**Task goal**. Please give the listing again, word for word, with nothing left out.

Dataset records:

— Start —

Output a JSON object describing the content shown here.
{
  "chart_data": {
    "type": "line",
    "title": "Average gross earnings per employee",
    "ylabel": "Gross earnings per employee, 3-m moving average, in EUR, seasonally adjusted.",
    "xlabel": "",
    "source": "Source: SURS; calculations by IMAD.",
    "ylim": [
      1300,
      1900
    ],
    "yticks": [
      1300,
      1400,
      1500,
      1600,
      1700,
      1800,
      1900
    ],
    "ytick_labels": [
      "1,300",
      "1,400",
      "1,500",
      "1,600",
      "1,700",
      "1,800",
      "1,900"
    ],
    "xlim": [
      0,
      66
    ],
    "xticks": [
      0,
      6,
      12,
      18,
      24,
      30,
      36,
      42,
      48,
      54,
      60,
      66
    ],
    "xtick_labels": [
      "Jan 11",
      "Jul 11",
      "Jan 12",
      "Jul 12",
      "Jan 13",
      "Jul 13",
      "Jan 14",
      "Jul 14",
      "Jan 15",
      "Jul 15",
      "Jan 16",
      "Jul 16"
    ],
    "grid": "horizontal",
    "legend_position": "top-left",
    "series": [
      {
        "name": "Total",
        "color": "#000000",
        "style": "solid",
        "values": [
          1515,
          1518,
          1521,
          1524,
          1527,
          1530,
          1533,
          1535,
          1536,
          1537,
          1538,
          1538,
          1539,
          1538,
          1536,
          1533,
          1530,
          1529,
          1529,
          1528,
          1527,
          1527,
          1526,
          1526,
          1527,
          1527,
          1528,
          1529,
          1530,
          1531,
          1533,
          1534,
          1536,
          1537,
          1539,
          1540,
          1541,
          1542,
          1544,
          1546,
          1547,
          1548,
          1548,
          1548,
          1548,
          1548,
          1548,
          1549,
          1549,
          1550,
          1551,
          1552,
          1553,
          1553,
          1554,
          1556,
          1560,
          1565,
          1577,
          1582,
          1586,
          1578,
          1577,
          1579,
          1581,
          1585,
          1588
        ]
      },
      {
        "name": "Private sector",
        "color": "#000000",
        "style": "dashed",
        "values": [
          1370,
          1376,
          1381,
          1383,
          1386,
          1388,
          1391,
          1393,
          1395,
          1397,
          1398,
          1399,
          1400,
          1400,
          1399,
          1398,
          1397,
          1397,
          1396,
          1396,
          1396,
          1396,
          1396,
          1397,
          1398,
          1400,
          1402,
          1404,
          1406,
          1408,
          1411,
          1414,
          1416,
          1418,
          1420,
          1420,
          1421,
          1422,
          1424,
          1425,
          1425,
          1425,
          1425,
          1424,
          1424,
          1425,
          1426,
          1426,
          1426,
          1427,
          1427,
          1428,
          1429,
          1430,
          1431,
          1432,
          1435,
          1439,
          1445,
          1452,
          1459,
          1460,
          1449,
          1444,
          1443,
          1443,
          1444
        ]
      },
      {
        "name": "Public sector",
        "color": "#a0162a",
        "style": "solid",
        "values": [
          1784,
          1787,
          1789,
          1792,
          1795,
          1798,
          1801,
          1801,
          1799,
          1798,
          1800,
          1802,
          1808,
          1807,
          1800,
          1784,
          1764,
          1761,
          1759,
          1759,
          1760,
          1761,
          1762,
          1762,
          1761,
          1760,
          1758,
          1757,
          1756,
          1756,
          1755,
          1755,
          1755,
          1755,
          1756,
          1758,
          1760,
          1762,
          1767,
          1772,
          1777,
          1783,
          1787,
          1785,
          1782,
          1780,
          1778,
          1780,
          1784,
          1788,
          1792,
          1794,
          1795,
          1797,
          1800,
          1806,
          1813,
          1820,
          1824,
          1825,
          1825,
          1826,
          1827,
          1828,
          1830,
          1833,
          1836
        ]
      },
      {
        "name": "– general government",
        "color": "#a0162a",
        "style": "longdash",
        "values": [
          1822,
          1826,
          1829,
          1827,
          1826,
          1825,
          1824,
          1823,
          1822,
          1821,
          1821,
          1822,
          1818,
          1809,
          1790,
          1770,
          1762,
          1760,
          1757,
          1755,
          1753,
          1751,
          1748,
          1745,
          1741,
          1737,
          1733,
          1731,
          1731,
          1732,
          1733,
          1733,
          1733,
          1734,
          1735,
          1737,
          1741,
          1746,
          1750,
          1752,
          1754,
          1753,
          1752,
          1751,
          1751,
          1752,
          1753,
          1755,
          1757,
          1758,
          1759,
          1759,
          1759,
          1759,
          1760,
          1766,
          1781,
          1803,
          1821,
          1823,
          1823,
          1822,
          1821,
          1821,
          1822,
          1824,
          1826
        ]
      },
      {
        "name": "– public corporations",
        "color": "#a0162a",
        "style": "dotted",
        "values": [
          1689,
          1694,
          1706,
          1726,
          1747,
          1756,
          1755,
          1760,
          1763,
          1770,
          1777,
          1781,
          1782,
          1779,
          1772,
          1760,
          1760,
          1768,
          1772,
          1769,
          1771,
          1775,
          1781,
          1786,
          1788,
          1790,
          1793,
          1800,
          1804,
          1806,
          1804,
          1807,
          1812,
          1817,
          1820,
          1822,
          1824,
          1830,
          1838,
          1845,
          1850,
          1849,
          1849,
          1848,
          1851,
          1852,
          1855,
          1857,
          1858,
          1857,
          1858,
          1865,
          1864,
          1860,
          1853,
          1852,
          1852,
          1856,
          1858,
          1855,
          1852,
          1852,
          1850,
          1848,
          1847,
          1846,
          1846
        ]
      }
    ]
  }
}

— End —

**Written answer**.
Output a JSON object describing the content shown here.
{
  "chart_data": {
    "type": "line",
    "title": "Average gross earnings per employee",
    "ylabel": "Gross earnings per employee, 3-m moving average, in EUR, seasonally adjusted.",
    "xlabel": "",
    "source": "Source: SURS; calculations by IMAD.",
    "ylim": [
      1300,
      1900
    ],
    "yticks": [
      1300,
      1400,
      1500,
      1600,
      1700,
      1800,
      1900
    ],
    "ytick_labels": [
      "1,300",
      "1,400",
      "1,500",
      "1,600",
      "1,700",
      "1,800",
      "1,900"
    ],
    "xlim": [
      0,
      66
    ],
    "xticks": [
      0,
      6,
      12,
      18,
      24,
      30,
      36,
      42,
      48,
      54,
      60,
      66
    ],
    "xtick_labels": [
      "Jan 11",
      "Jul 11",
      "Jan 12",
      "Jul 12",
      "Jan 13",
      "Jul 13",
      "Jan 14",
      "Jul 14",
      "Jan 15",
      "Jul 15",
      "Jan 16",
      "Jul 16"
    ],
    "grid": "horizontal",
    "legend_position": "top-left",
    "series": [
      {
        "name": "Total",
        "color": "#000000",
        "style": "solid",
        "values": [
          1515,
          1518,
          1521,
          1524,
          1527,
          1530,
          1533,
          1535,
          1536,
          1537,
          1538,
          1538,
          1539,
          1538,
          1536,
          1533,
          1530,
          1529,
          1529,
          1528,
          1527,
          1527,
          1526,
          1526,
          1527,
          1527,
          1528,
          1529,
          1530,
          1531,
          1533,
          1534,
          1536,
          1537,
          1539,
          1540,
          1541,
          1542,
          1544,
          1546,
          1547,
          1548,
          1548,
          1548,
          1548,
          1548,
          1548,
          1549,
          1549,
          1550,
          1551,
          1552,
          1553,
          1553,
          1554,
          1556,
          1560,
          1565,
          1577,
          1582,
          1586,
          1578,
          1577,
          1579,
          1581,
          1585,
          1588
        ]
      },
      {
        "name": "Private sector",
        "color": "#000000",
        "style": "dashed",
        "values": [
          1370,
          1376,
          1381,
          1383,
          1386,
          1388,
          1391,
          1393,
          1395,
          1397,
          1398,
          1399,
          1400,
          1400,
          1399,
          1398,
          1397,
          1397,
          1396,
          1396,
          1396,
          1396,
          1396,
          1397,
          1398,
          1400,
          1402,
          1404,
          1406,
          1408,
          1411,
          1414,
          1416,
          1418,
          1420,
          1420,
          1421,
          1422,
          1424,
          1425,
          1425,
          1425,
          1425,
          1424,
          1424,
          1425,
          1426,
          1426,
          1426,
          1427,
          1427,
          1428,
          1429,
          1430,
          1431,
          1432,
          1435,
          1439,
          1445,
          1452,
          1459,
          1460,
          1449,
          1444,
          1443,
          1443,
          1444
        ]
      },
      {
        "name": "Public sector",
        "color": "#a0162a",
        "style": "solid",
        "values": [
          1784,
          1787,
          1789,
          1792,
          1795,
          1798,
          1801,
          1801,
          1799,
          1798,
          1800,
          1802,
          1808,
          1807,
          1800,
          1784,
          1764,
          1761,
          1759,
          1759,
          1760,
          1761,
          1762,
          1762,
          1761,
          1760,
          1758,
          1757,
          1756,
          1756,
          1755,
          1755,
          1755,
          1755,
          1756,
          1758,
          1760,
          1762,
          1767,
          1772,
          1777,
          1783,
          1787,
          1785,
          1782,
          1780,
          1778,
          1780,
          1784,
          1788,
          1792,
          1794,
          1795,
          1797,
          1800,
          1806,
          1813,
          1820,
          1824,
          1825,
          1825,
          1826,
          1827,
          1828,
          1830,
          1833,
          1836
        ]
      },
      {
        "name": "– general government",
        "color": "#a0162a",
        "style": "longdash",
        "values": [
          1822,
          1826,
          1829,
          1827,
          1826,
          1825,
          1824,
          1823,
          1822,
          1821,
          1821,
          1822,
          1818,
          1809,
          1790,
          1770,
          1762,
          1760,
          1757,
          1755,
          1753,
          1751,
          1748,
          1745,
          1741,
          1737,
          1733,
          1731,
          1731,
          1732,
          1733,
          1733,
          1733,
          1734,
          1735,
          1737,
          1741,
          1746,
          1750,
          1752,
          1754,
          1753,
          1752,
          1751,
          1751,
          1752,
          1753,
          1755,
          1757,
          1758,
          1759,
          1759,
          1759,
          1759,
          1760,
          1766,
          1781,
          1803,
          1821,
          1823,
          1823,
          1822,
          1821,
          1821,
          1822,
          1824,
          1826
        ]
      },
      {
        "name": "– public corporations",
        "color": "#a0162a",
        "style": "dotted",
        "values": [
          1689,
          1694,
          1706,
          1726,
          1747,
          1756,
          1755,
          1760,
          1763,
          1770,
          1777,
          1781,
          1782,
          1779,
          1772,
          1760,
          1760,
          1768,
          1772,
          1769,
          1771,
          1775,
          1781,
          1786,
          1788,
          1790,
          1793,
          1800,
          1804,
          1806,
          1804,
          1807,
          1812,
          1817,
          1820,
          1822,
          1824,
          1830,
          1838,
          1845,
          1850,
          1849,
          1849,
          1848,
          1851,
          1852,
          1855,
          1857,
          1858,
          1857,
          1858,
          1865,
          1864,
          1860,
          1853,
          1852,
          1852,
          1856,
          1858,
          1855,
          1852,
          1852,
          1850,
          1848,
          1847,
          1846,
          1846
        ]
      }
    ]
  }
}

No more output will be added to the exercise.